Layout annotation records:
++++

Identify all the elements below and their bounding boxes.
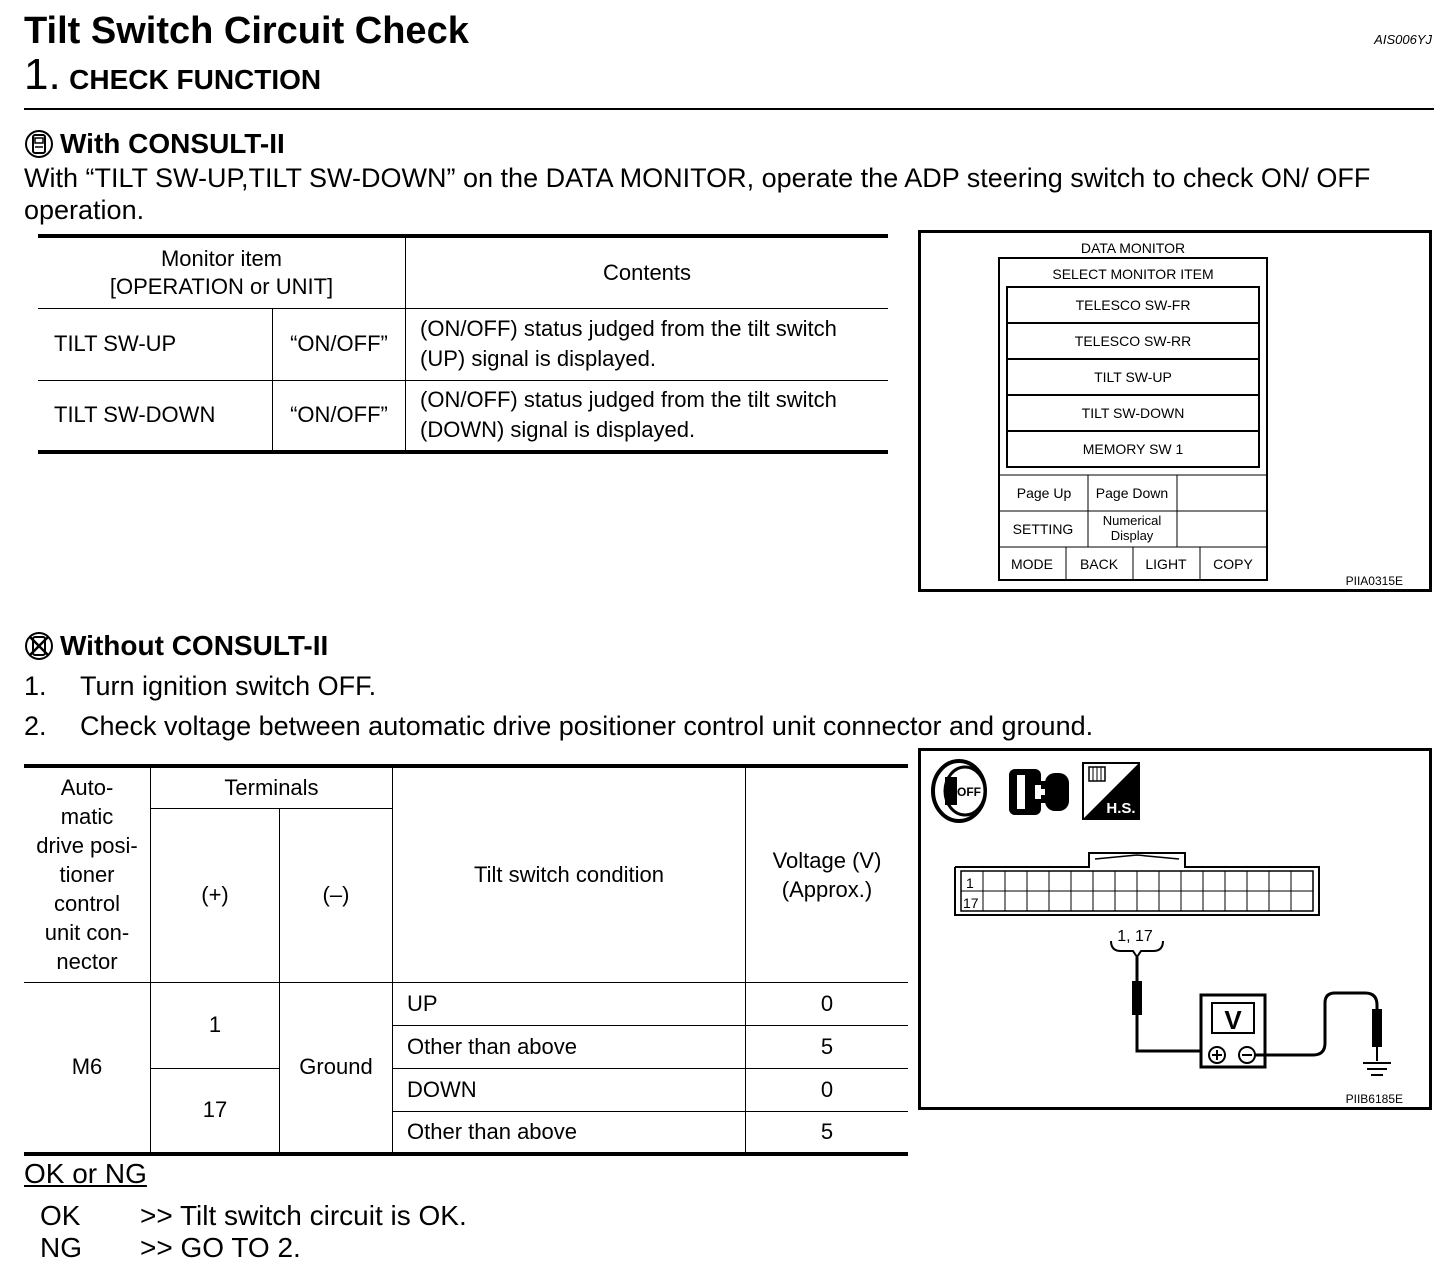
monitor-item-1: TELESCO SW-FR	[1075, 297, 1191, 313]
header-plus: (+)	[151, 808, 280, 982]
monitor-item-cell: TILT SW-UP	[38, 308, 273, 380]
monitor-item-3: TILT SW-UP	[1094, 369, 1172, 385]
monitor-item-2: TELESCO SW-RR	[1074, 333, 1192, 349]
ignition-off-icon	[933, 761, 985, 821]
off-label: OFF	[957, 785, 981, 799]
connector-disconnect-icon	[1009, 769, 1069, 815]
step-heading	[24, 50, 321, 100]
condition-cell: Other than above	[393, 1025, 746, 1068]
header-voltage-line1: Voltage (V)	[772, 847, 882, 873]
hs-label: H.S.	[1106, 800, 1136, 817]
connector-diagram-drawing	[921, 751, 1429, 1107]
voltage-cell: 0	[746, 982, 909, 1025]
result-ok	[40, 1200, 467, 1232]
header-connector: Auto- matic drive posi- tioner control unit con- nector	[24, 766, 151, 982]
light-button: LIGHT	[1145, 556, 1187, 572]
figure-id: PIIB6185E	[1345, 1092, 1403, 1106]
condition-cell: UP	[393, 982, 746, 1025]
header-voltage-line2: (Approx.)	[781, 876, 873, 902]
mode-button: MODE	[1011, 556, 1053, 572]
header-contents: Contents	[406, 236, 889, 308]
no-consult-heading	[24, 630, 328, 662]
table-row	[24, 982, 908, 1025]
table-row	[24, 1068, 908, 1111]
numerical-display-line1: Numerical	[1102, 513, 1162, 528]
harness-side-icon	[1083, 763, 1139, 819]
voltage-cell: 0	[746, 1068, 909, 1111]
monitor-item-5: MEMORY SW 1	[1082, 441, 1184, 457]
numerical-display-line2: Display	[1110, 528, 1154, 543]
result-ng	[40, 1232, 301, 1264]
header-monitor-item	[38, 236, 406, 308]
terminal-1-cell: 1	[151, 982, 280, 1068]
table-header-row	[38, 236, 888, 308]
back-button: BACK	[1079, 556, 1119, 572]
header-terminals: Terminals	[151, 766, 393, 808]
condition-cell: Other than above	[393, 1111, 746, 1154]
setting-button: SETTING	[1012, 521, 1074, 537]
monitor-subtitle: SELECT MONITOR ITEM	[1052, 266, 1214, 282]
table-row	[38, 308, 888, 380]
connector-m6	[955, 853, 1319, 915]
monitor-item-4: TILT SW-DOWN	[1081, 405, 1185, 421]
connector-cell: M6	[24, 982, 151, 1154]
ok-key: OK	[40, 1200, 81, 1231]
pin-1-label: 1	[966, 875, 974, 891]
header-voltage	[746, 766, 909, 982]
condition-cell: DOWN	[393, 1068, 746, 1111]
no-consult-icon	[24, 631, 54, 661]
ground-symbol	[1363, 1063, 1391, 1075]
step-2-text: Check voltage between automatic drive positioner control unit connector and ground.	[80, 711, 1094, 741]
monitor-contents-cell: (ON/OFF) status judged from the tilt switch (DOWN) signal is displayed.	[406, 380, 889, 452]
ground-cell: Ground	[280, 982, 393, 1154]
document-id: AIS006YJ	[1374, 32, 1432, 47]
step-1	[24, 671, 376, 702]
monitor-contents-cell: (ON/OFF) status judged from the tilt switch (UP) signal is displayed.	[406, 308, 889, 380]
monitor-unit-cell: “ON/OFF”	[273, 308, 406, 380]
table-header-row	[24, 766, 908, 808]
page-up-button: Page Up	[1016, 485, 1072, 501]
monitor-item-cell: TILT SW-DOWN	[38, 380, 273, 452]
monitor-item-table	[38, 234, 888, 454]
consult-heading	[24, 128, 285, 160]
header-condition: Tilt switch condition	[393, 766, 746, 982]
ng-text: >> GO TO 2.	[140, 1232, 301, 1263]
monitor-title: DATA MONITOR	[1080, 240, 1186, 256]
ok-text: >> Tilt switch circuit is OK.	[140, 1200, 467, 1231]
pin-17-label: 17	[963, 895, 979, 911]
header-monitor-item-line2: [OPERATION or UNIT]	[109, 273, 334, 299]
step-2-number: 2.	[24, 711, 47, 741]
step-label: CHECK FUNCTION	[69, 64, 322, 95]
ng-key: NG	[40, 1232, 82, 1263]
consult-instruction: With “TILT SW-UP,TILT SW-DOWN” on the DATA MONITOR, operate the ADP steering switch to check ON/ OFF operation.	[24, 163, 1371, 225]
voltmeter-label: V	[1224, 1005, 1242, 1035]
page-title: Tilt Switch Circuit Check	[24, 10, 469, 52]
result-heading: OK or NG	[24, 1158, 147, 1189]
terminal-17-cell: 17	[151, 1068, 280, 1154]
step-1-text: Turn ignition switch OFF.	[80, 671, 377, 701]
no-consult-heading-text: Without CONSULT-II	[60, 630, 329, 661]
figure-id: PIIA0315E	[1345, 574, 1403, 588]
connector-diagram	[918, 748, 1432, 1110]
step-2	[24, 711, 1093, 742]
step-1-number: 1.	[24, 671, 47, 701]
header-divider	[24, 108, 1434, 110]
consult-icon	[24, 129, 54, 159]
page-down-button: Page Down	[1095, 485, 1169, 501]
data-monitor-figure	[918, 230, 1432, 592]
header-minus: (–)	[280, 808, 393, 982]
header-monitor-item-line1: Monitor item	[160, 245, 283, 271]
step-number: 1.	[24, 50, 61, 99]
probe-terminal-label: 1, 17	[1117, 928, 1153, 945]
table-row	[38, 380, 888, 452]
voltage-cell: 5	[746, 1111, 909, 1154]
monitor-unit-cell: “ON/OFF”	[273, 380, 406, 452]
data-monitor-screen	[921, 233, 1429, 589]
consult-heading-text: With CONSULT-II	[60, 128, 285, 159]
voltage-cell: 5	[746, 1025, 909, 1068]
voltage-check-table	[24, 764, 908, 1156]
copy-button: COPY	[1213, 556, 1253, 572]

++++

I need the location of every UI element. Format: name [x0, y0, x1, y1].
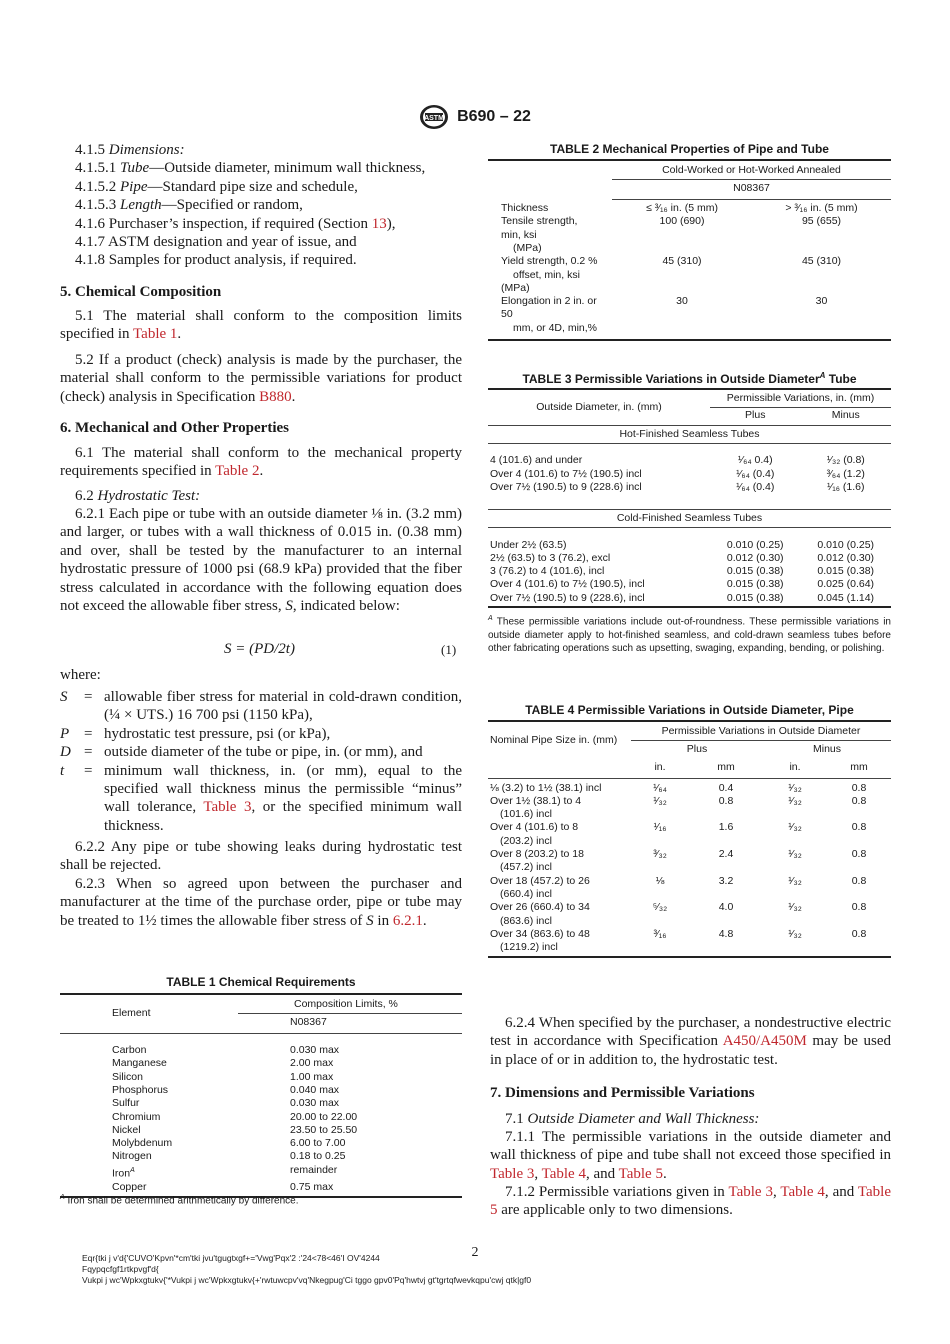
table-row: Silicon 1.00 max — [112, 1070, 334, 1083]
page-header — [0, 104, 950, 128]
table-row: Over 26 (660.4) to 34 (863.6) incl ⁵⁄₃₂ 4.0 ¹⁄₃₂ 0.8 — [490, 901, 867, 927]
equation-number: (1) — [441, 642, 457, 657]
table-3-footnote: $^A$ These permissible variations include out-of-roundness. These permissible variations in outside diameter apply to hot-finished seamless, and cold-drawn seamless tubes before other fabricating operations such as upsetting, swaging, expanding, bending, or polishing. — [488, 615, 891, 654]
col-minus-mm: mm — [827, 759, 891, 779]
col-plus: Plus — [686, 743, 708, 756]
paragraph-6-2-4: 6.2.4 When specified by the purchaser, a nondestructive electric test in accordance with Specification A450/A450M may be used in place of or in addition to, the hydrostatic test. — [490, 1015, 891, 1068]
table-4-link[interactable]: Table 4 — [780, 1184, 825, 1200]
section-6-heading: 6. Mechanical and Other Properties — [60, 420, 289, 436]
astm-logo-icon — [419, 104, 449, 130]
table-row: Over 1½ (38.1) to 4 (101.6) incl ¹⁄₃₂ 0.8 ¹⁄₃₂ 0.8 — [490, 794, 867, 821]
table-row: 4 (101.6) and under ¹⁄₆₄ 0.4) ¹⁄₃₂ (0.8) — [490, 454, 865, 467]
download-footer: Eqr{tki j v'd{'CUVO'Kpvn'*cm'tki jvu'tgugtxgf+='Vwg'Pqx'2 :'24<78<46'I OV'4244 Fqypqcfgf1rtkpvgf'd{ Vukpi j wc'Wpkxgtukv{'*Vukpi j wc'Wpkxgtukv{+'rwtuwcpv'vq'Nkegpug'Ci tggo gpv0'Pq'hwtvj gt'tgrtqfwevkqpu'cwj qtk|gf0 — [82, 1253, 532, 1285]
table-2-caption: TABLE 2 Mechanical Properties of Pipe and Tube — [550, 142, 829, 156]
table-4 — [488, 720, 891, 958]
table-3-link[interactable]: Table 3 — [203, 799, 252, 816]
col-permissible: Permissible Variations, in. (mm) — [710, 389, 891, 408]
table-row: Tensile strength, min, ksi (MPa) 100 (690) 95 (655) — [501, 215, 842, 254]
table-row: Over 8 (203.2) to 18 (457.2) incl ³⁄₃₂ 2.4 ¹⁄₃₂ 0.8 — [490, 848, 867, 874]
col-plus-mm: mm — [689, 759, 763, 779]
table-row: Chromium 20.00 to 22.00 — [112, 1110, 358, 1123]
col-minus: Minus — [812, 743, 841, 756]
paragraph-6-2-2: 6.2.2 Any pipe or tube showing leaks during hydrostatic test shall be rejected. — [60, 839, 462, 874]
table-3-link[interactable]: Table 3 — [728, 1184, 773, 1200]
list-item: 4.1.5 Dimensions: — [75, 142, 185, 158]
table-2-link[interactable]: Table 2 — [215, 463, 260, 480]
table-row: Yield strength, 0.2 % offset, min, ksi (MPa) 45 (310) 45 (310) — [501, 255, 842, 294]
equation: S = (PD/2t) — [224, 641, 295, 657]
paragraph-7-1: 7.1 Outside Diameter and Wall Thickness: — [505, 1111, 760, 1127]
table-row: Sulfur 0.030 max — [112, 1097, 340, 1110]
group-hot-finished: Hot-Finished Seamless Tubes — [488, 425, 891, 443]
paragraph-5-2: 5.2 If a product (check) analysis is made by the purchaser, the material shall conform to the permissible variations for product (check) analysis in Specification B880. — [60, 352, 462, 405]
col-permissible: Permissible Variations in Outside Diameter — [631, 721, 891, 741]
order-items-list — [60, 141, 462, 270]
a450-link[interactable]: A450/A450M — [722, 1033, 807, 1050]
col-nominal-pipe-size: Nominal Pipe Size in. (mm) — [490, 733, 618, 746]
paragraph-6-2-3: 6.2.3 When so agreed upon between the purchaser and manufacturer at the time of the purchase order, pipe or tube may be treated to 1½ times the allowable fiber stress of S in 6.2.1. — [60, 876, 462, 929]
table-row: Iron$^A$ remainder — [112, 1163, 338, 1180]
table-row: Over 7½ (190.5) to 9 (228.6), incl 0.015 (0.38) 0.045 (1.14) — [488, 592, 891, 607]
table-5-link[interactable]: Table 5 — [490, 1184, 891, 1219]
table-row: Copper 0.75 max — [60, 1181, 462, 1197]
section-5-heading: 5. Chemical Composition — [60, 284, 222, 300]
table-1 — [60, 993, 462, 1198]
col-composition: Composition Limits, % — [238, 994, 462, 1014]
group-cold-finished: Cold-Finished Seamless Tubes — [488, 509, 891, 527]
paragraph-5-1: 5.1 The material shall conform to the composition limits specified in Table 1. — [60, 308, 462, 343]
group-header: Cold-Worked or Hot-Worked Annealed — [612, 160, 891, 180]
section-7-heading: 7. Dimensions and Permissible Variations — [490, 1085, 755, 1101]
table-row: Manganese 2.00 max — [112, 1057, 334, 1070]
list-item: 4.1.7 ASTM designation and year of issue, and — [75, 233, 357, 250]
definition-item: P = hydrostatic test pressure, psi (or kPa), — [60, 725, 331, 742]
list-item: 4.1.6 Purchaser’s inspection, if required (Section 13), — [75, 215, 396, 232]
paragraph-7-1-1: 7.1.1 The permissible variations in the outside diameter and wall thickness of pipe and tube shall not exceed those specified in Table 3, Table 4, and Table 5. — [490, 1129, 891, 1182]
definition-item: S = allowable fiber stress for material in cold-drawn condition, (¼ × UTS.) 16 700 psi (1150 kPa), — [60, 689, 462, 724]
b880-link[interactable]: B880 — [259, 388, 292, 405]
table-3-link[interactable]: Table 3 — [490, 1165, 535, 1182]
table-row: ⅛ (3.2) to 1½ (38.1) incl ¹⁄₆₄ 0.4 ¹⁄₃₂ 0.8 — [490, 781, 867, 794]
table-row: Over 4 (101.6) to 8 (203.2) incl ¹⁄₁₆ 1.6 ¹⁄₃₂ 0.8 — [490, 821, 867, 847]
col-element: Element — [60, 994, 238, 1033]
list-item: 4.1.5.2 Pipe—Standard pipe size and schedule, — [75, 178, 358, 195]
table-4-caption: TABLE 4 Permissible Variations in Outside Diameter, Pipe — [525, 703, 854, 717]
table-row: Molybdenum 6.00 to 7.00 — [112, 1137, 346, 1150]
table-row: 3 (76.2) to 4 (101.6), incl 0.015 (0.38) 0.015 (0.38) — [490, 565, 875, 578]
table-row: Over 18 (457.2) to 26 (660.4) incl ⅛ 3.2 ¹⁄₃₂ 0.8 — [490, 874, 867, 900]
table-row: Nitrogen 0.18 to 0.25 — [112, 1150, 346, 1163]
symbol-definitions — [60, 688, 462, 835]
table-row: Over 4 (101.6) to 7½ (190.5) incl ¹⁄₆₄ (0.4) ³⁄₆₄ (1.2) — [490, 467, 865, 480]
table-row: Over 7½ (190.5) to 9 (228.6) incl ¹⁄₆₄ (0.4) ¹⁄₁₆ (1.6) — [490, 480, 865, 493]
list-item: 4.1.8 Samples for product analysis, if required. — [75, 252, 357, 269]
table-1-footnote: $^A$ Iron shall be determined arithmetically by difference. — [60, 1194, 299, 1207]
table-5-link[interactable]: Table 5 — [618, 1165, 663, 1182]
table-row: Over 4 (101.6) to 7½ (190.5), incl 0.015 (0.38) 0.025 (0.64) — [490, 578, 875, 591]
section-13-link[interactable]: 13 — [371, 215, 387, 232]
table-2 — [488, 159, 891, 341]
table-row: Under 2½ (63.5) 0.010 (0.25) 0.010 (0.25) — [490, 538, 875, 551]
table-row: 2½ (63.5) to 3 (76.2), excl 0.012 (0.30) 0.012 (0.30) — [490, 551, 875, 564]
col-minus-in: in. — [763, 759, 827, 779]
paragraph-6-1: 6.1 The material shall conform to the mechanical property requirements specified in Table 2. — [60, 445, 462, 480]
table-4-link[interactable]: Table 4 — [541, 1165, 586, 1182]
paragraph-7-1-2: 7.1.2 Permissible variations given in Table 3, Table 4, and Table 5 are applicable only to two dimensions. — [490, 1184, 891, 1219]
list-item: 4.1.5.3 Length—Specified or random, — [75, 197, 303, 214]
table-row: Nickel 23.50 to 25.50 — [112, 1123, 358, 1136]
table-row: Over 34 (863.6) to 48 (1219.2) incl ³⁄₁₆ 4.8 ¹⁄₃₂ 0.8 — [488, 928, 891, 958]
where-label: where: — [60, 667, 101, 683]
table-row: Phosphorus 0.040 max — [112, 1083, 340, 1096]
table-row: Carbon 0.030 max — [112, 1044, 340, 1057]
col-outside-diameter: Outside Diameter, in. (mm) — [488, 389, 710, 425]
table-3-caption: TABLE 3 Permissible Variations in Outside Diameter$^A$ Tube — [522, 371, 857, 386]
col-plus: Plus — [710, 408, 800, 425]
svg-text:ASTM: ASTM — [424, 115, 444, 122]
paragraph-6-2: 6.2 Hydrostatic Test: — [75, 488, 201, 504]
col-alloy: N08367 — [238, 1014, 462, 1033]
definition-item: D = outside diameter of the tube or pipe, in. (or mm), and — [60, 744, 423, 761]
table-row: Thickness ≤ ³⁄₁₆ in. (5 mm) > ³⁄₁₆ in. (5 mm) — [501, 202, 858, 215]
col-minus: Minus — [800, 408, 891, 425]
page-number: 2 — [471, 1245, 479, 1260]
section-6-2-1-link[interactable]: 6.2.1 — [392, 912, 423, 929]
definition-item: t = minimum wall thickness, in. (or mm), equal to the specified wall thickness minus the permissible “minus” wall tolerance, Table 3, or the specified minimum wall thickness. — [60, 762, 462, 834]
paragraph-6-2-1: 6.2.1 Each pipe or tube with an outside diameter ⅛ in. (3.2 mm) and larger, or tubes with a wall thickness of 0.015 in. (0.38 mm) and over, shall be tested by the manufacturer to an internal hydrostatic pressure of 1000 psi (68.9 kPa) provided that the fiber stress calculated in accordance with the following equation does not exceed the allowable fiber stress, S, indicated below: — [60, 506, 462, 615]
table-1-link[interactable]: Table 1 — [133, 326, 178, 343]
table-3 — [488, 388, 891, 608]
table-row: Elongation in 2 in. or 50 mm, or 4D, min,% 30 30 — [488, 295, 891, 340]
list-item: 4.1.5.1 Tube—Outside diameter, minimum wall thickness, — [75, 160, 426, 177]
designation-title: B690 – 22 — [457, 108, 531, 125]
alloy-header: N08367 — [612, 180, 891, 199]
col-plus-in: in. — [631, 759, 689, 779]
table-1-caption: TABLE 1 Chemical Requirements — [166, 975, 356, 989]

++++

What you need to do: Pull out every line from the records above that includes the string "condition".

Task answer:
condition-cell: Other than above	[393, 1025, 746, 1068]
condition-cell: UP	[393, 982, 746, 1025]
condition-cell: Other than above	[393, 1111, 746, 1154]
condition-cell: DOWN	[393, 1068, 746, 1111]
header-condition: Tilt switch condition	[393, 766, 746, 982]
definition-item: S = allowable fiber stress for material in cold-drawn condition, (¼ × UTS.) 16 700 psi (1150 kPa), — [60, 689, 462, 724]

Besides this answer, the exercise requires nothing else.